◆ **What is asked**: Search the records that follow and extract every line containing the string "rstrtmgr".

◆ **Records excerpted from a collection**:
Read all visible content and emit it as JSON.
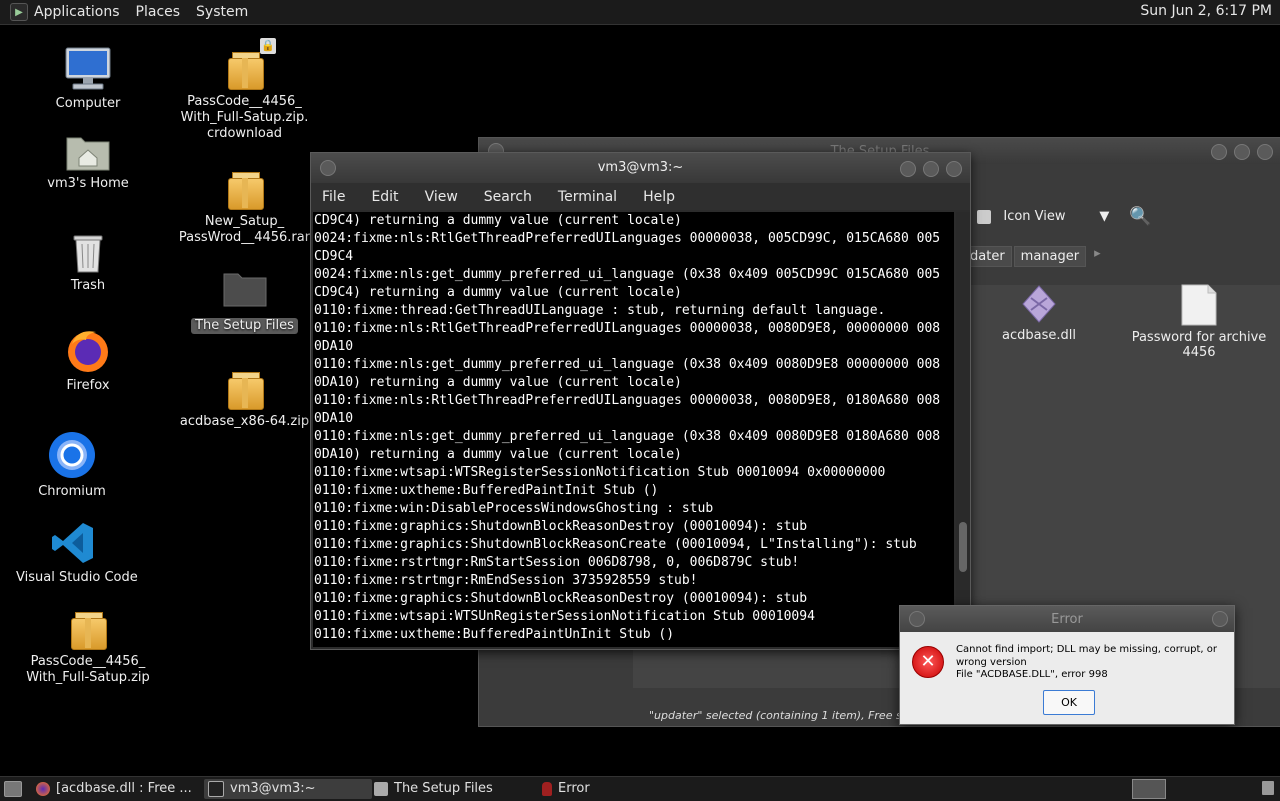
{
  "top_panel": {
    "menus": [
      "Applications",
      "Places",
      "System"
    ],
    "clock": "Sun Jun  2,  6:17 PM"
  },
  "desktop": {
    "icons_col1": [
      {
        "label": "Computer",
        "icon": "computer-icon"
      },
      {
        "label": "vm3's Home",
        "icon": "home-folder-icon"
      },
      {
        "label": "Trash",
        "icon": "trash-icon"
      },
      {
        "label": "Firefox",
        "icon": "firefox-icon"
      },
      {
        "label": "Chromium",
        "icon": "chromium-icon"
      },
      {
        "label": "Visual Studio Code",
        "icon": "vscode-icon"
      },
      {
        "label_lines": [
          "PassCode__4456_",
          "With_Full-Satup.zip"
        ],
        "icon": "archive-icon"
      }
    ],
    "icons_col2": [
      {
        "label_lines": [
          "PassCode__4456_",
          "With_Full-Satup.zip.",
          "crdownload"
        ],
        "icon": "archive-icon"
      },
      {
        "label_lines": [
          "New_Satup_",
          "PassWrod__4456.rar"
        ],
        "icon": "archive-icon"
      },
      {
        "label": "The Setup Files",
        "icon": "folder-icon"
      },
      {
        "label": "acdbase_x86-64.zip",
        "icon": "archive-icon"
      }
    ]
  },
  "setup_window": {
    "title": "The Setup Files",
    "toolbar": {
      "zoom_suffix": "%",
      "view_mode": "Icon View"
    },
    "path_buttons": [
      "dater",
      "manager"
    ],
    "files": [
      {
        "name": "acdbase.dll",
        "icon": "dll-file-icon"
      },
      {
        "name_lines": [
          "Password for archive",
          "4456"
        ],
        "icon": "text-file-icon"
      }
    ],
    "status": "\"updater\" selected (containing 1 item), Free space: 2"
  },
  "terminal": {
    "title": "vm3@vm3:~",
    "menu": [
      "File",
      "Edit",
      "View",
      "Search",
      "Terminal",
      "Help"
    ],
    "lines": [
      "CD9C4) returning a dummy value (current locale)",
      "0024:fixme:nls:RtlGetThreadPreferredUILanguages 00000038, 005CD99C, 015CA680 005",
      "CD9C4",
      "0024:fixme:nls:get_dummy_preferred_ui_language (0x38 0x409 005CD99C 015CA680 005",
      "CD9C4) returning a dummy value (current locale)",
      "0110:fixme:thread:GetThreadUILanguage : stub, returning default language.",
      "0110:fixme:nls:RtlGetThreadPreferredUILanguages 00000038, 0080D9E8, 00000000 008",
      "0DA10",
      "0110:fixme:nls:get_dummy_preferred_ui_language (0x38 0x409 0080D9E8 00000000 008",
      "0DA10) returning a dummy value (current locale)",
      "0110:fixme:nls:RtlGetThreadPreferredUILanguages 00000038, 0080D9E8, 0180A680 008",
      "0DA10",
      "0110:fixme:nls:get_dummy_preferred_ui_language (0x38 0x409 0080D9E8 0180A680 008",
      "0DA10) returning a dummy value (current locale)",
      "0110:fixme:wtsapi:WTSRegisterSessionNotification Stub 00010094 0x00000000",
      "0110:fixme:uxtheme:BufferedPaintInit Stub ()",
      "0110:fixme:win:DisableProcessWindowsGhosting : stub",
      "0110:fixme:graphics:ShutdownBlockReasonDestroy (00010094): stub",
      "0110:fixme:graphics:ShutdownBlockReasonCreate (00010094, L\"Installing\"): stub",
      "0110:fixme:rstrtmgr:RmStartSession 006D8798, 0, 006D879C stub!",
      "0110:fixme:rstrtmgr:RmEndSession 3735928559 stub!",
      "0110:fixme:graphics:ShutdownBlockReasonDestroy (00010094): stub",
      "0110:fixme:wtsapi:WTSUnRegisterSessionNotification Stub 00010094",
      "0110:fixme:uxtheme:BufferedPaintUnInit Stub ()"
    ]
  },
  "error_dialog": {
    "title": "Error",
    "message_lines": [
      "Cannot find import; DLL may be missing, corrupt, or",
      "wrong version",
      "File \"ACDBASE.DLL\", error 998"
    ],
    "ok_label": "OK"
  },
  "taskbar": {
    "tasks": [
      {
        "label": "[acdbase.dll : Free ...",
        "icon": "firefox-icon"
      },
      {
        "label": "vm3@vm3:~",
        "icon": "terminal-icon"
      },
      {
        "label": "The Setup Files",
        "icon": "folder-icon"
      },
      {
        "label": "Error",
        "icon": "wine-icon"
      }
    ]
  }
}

* * *

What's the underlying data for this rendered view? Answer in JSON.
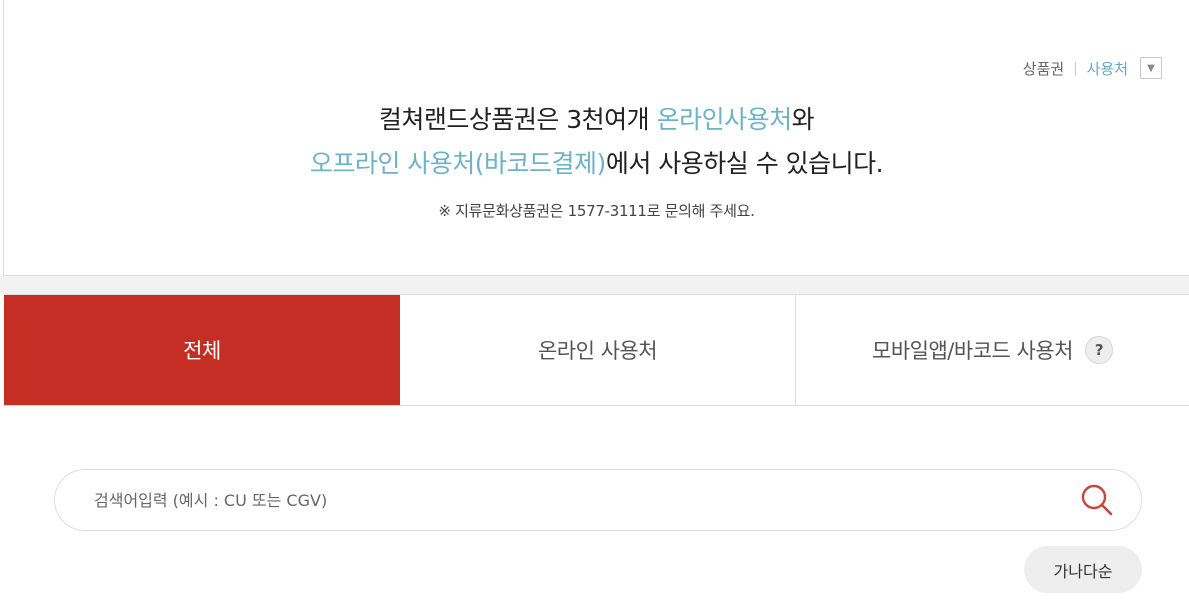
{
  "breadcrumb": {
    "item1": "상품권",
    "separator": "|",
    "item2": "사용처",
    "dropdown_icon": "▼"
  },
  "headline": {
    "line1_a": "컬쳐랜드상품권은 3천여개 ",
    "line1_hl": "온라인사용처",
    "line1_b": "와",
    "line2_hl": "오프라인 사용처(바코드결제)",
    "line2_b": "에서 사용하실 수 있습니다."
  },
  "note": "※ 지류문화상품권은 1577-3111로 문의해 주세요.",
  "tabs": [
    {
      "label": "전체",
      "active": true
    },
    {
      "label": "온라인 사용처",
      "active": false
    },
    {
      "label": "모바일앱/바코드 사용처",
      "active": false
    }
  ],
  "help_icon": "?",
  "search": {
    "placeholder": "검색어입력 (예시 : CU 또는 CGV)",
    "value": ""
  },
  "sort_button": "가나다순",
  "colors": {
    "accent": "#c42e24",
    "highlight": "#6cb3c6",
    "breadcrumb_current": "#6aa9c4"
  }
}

◆ **Response to the task**:
      "0110:fixme:rstrtmgr:RmStartSession 006D8798, 0, 006D879C stub!",
      "0110:fixme:rstrtmgr:RmEndSession 3735928559 stub!",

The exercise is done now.